A block of data:

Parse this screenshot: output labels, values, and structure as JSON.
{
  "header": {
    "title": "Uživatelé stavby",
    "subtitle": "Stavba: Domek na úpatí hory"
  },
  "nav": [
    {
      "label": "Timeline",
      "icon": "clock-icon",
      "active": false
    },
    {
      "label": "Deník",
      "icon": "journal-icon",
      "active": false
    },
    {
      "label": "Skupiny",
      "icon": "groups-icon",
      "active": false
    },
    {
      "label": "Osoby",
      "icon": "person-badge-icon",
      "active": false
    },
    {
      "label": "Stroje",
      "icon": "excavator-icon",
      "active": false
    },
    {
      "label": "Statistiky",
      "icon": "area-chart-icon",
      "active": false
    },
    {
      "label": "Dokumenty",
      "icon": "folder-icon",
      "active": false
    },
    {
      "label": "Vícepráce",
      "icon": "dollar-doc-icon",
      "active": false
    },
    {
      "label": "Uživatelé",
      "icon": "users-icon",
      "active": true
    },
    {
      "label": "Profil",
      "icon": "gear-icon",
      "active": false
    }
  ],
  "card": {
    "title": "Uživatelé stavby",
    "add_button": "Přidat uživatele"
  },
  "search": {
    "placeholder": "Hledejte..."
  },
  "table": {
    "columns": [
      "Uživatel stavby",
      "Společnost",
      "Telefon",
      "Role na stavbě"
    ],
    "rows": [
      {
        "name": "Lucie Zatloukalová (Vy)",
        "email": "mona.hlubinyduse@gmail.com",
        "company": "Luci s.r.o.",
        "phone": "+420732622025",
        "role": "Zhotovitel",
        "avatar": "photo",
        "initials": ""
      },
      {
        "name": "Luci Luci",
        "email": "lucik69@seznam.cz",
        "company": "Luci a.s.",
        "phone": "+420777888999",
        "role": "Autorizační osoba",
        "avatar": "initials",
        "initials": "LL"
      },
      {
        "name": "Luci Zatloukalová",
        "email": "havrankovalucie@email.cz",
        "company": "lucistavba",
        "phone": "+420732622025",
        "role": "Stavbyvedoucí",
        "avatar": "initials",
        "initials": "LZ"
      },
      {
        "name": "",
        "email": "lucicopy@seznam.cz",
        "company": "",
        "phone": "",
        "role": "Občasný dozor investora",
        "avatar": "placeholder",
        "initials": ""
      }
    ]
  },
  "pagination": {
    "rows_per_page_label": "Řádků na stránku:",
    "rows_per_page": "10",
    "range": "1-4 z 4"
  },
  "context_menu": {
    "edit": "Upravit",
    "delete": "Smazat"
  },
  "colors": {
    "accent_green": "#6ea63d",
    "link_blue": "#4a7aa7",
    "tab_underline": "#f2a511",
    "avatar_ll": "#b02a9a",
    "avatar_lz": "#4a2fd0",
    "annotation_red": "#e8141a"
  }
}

TASK BRIEF
Read through the entries and copy every line that includes "placeholder".

COMPLETE OUTPUT
    "placeholder": "Hledejte..."
        "avatar": "placeholder",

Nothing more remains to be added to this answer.